◆ INSTRUCTIONS TO FOLLOW
Set down each record exactly as written.

________

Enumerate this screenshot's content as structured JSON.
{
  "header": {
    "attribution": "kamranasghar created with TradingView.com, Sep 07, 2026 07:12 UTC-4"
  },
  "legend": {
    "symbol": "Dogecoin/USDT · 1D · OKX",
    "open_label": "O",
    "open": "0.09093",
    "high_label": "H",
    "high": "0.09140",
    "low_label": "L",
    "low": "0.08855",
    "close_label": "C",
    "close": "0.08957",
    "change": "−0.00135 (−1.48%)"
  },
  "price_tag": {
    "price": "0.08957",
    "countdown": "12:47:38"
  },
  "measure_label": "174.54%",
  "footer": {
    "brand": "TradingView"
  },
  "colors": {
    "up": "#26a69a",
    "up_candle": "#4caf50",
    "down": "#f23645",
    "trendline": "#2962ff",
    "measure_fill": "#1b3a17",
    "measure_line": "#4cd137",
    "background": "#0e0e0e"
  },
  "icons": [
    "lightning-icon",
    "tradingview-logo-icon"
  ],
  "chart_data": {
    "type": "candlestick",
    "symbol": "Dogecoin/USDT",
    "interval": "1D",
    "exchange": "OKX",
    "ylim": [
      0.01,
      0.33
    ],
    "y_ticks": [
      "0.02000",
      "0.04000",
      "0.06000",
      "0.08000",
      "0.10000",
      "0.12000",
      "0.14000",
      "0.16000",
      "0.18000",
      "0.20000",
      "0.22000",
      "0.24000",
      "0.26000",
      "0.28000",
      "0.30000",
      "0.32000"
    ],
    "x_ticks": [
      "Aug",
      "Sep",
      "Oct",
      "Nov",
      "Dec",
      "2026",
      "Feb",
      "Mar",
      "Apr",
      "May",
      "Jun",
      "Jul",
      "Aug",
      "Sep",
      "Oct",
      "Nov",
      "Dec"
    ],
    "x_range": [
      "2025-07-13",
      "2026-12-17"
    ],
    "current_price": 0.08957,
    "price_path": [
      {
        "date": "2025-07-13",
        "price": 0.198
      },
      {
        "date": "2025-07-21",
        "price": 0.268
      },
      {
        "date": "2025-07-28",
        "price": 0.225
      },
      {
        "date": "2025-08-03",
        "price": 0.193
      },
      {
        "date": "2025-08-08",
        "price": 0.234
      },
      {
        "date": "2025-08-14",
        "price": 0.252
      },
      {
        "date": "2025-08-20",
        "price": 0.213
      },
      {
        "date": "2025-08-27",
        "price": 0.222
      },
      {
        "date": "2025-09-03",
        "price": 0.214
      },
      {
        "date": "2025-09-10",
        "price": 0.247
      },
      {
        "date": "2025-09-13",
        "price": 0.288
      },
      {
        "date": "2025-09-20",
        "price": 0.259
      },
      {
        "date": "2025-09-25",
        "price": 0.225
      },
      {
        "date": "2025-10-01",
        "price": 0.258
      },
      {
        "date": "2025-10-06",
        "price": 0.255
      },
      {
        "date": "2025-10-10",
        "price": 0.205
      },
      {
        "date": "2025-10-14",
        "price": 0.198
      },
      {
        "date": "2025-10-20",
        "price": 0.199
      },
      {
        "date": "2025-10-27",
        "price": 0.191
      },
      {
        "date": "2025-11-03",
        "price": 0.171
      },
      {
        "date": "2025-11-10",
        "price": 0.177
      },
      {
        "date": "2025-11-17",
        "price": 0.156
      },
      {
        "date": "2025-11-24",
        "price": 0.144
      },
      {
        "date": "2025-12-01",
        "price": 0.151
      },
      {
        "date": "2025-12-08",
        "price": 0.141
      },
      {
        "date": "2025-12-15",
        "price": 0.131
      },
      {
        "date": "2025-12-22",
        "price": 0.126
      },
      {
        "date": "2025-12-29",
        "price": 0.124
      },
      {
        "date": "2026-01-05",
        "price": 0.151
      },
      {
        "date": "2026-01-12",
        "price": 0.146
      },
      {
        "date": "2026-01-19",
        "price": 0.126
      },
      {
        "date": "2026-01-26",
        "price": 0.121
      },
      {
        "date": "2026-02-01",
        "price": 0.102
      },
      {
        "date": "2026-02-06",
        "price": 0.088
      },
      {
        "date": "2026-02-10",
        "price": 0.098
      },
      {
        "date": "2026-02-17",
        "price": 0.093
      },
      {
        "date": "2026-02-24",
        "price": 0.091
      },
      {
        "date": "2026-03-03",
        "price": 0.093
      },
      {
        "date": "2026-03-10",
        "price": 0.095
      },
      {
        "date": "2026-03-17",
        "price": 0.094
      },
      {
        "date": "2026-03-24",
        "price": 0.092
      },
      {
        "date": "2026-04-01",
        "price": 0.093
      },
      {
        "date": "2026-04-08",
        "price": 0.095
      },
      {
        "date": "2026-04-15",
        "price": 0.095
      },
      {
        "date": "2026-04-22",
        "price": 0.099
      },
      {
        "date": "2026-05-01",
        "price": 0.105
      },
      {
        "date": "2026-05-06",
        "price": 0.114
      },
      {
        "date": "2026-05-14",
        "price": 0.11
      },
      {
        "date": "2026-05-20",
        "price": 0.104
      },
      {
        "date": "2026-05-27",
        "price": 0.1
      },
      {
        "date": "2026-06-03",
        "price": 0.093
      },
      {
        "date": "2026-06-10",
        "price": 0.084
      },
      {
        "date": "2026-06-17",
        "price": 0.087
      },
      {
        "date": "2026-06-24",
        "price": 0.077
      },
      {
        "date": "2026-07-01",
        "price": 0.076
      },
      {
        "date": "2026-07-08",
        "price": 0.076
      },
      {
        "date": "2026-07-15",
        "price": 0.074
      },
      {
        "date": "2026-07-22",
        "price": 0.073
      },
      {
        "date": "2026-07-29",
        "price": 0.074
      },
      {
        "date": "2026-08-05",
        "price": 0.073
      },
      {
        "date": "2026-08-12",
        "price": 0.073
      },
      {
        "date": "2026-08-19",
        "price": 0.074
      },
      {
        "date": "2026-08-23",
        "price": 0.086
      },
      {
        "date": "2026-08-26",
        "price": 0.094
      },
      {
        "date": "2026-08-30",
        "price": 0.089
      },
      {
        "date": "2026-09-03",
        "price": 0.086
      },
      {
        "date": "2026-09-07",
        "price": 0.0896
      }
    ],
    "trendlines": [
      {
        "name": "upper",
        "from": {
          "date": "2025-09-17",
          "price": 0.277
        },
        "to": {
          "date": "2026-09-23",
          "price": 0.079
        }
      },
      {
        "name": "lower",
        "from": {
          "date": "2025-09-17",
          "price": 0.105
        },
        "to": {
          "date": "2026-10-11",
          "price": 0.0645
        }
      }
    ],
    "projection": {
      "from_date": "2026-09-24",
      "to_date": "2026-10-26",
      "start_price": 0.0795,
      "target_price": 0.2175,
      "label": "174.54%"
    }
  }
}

________

◆ RESPONSE BELOW
Enumerate this screenshot's content as structured JSON.
{
  "header": {
    "attribution": "kamranasghar created with TradingView.com, Sep 07, 2026 07:12 UTC-4"
  },
  "legend": {
    "symbol": "Dogecoin/USDT · 1D · OKX",
    "open_label": "O",
    "open": "0.09093",
    "high_label": "H",
    "high": "0.09140",
    "low_label": "L",
    "low": "0.08855",
    "close_label": "C",
    "close": "0.08957",
    "change": "−0.00135 (−1.48%)"
  },
  "price_tag": {
    "price": "0.08957",
    "countdown": "12:47:38"
  },
  "measure_label": "174.54%",
  "footer": {
    "brand": "TradingView"
  },
  "colors": {
    "up": "#26a69a",
    "up_candle": "#4caf50",
    "down": "#f23645",
    "trendline": "#2962ff",
    "measure_fill": "#1b3a17",
    "measure_line": "#4cd137",
    "background": "#0e0e0e"
  },
  "icons": [
    "lightning-icon",
    "tradingview-logo-icon"
  ],
  "chart_data": {
    "type": "candlestick",
    "symbol": "Dogecoin/USDT",
    "interval": "1D",
    "exchange": "OKX",
    "ylim": [
      0.01,
      0.33
    ],
    "y_ticks": [
      "0.02000",
      "0.04000",
      "0.06000",
      "0.08000",
      "0.10000",
      "0.12000",
      "0.14000",
      "0.16000",
      "0.18000",
      "0.20000",
      "0.22000",
      "0.24000",
      "0.26000",
      "0.28000",
      "0.30000",
      "0.32000"
    ],
    "x_ticks": [
      "Aug",
      "Sep",
      "Oct",
      "Nov",
      "Dec",
      "2026",
      "Feb",
      "Mar",
      "Apr",
      "May",
      "Jun",
      "Jul",
      "Aug",
      "Sep",
      "Oct",
      "Nov",
      "Dec"
    ],
    "x_range": [
      "2025-07-13",
      "2026-12-17"
    ],
    "current_price": 0.08957,
    "price_path": [
      {
        "date": "2025-07-13",
        "price": 0.198
      },
      {
        "date": "2025-07-21",
        "price": 0.268
      },
      {
        "date": "2025-07-28",
        "price": 0.225
      },
      {
        "date": "2025-08-03",
        "price": 0.193
      },
      {
        "date": "2025-08-08",
        "price": 0.234
      },
      {
        "date": "2025-08-14",
        "price": 0.252
      },
      {
        "date": "2025-08-20",
        "price": 0.213
      },
      {
        "date": "2025-08-27",
        "price": 0.222
      },
      {
        "date": "2025-09-03",
        "price": 0.214
      },
      {
        "date": "2025-09-10",
        "price": 0.247
      },
      {
        "date": "2025-09-13",
        "price": 0.288
      },
      {
        "date": "2025-09-20",
        "price": 0.259
      },
      {
        "date": "2025-09-25",
        "price": 0.225
      },
      {
        "date": "2025-10-01",
        "price": 0.258
      },
      {
        "date": "2025-10-06",
        "price": 0.255
      },
      {
        "date": "2025-10-10",
        "price": 0.205
      },
      {
        "date": "2025-10-14",
        "price": 0.198
      },
      {
        "date": "2025-10-20",
        "price": 0.199
      },
      {
        "date": "2025-10-27",
        "price": 0.191
      },
      {
        "date": "2025-11-03",
        "price": 0.171
      },
      {
        "date": "2025-11-10",
        "price": 0.177
      },
      {
        "date": "2025-11-17",
        "price": 0.156
      },
      {
        "date": "2025-11-24",
        "price": 0.144
      },
      {
        "date": "2025-12-01",
        "price": 0.151
      },
      {
        "date": "2025-12-08",
        "price": 0.141
      },
      {
        "date": "2025-12-15",
        "price": 0.131
      },
      {
        "date": "2025-12-22",
        "price": 0.126
      },
      {
        "date": "2025-12-29",
        "price": 0.124
      },
      {
        "date": "2026-01-05",
        "price": 0.151
      },
      {
        "date": "2026-01-12",
        "price": 0.146
      },
      {
        "date": "2026-01-19",
        "price": 0.126
      },
      {
        "date": "2026-01-26",
        "price": 0.121
      },
      {
        "date": "2026-02-01",
        "price": 0.102
      },
      {
        "date": "2026-02-06",
        "price": 0.088
      },
      {
        "date": "2026-02-10",
        "price": 0.098
      },
      {
        "date": "2026-02-17",
        "price": 0.093
      },
      {
        "date": "2026-02-24",
        "price": 0.091
      },
      {
        "date": "2026-03-03",
        "price": 0.093
      },
      {
        "date": "2026-03-10",
        "price": 0.095
      },
      {
        "date": "2026-03-17",
        "price": 0.094
      },
      {
        "date": "2026-03-24",
        "price": 0.092
      },
      {
        "date": "2026-04-01",
        "price": 0.093
      },
      {
        "date": "2026-04-08",
        "price": 0.095
      },
      {
        "date": "2026-04-15",
        "price": 0.095
      },
      {
        "date": "2026-04-22",
        "price": 0.099
      },
      {
        "date": "2026-05-01",
        "price": 0.105
      },
      {
        "date": "2026-05-06",
        "price": 0.114
      },
      {
        "date": "2026-05-14",
        "price": 0.11
      },
      {
        "date": "2026-05-20",
        "price": 0.104
      },
      {
        "date": "2026-05-27",
        "price": 0.1
      },
      {
        "date": "2026-06-03",
        "price": 0.093
      },
      {
        "date": "2026-06-10",
        "price": 0.084
      },
      {
        "date": "2026-06-17",
        "price": 0.087
      },
      {
        "date": "2026-06-24",
        "price": 0.077
      },
      {
        "date": "2026-07-01",
        "price": 0.076
      },
      {
        "date": "2026-07-08",
        "price": 0.076
      },
      {
        "date": "2026-07-15",
        "price": 0.074
      },
      {
        "date": "2026-07-22",
        "price": 0.073
      },
      {
        "date": "2026-07-29",
        "price": 0.074
      },
      {
        "date": "2026-08-05",
        "price": 0.073
      },
      {
        "date": "2026-08-12",
        "price": 0.073
      },
      {
        "date": "2026-08-19",
        "price": 0.074
      },
      {
        "date": "2026-08-23",
        "price": 0.086
      },
      {
        "date": "2026-08-26",
        "price": 0.094
      },
      {
        "date": "2026-08-30",
        "price": 0.089
      },
      {
        "date": "2026-09-03",
        "price": 0.086
      },
      {
        "date": "2026-09-07",
        "price": 0.0896
      }
    ],
    "trendlines": [
      {
        "name": "upper",
        "from": {
          "date": "2025-09-17",
          "price": 0.277
        },
        "to": {
          "date": "2026-09-23",
          "price": 0.079
        }
      },
      {
        "name": "lower",
        "from": {
          "date": "2025-09-17",
          "price": 0.105
        },
        "to": {
          "date": "2026-10-11",
          "price": 0.0645
        }
      }
    ],
    "projection": {
      "from_date": "2026-09-24",
      "to_date": "2026-10-26",
      "start_price": 0.0795,
      "target_price": 0.2175,
      "label": "174.54%"
    }
  }
}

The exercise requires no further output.